Dataset listings of figures:
^^^^^^^^^^^^^^^^
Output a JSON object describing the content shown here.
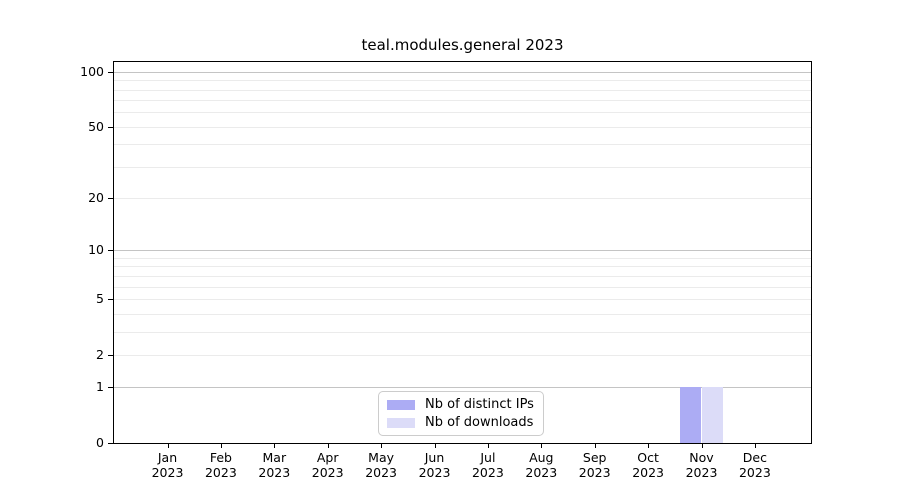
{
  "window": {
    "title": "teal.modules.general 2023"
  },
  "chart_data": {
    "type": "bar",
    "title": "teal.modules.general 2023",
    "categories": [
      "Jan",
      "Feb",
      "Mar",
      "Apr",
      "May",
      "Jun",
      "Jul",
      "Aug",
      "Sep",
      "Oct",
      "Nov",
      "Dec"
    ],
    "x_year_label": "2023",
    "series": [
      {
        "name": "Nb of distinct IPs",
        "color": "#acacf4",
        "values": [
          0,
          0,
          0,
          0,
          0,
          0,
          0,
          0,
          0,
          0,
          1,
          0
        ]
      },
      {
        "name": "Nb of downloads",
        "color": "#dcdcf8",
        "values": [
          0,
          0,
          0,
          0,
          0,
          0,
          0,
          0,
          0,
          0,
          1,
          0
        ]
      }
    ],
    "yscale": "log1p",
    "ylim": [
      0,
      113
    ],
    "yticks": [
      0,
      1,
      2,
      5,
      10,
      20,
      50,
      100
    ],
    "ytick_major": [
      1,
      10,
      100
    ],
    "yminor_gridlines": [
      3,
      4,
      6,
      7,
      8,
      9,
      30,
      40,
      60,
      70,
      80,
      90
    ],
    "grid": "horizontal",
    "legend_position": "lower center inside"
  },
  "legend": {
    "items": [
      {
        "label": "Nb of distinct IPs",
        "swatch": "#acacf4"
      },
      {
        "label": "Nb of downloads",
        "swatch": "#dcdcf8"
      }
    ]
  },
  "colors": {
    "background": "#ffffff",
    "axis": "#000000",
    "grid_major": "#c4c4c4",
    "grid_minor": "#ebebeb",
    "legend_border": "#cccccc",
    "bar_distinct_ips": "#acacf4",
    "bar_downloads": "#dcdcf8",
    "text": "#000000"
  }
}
^^^^^^^^^^^^^^^^
● GIVEN TASK: Write the listing out a second time exactly, dropping all images.

● RESULT OF THIS EXERCISE:
Output a JSON object describing the content shown here.
{
  "window": {
    "title": "teal.modules.general 2023"
  },
  "chart_data": {
    "type": "bar",
    "title": "teal.modules.general 2023",
    "categories": [
      "Jan",
      "Feb",
      "Mar",
      "Apr",
      "May",
      "Jun",
      "Jul",
      "Aug",
      "Sep",
      "Oct",
      "Nov",
      "Dec"
    ],
    "x_year_label": "2023",
    "series": [
      {
        "name": "Nb of distinct IPs",
        "color": "#acacf4",
        "values": [
          0,
          0,
          0,
          0,
          0,
          0,
          0,
          0,
          0,
          0,
          1,
          0
        ]
      },
      {
        "name": "Nb of downloads",
        "color": "#dcdcf8",
        "values": [
          0,
          0,
          0,
          0,
          0,
          0,
          0,
          0,
          0,
          0,
          1,
          0
        ]
      }
    ],
    "yscale": "log1p",
    "ylim": [
      0,
      113
    ],
    "yticks": [
      0,
      1,
      2,
      5,
      10,
      20,
      50,
      100
    ],
    "ytick_major": [
      1,
      10,
      100
    ],
    "yminor_gridlines": [
      3,
      4,
      6,
      7,
      8,
      9,
      30,
      40,
      60,
      70,
      80,
      90
    ],
    "grid": "horizontal",
    "legend_position": "lower center inside"
  },
  "legend": {
    "items": [
      {
        "label": "Nb of distinct IPs",
        "swatch": "#acacf4"
      },
      {
        "label": "Nb of downloads",
        "swatch": "#dcdcf8"
      }
    ]
  },
  "colors": {
    "background": "#ffffff",
    "axis": "#000000",
    "grid_major": "#c4c4c4",
    "grid_minor": "#ebebeb",
    "legend_border": "#cccccc",
    "bar_distinct_ips": "#acacf4",
    "bar_downloads": "#dcdcf8",
    "text": "#000000"
  }
}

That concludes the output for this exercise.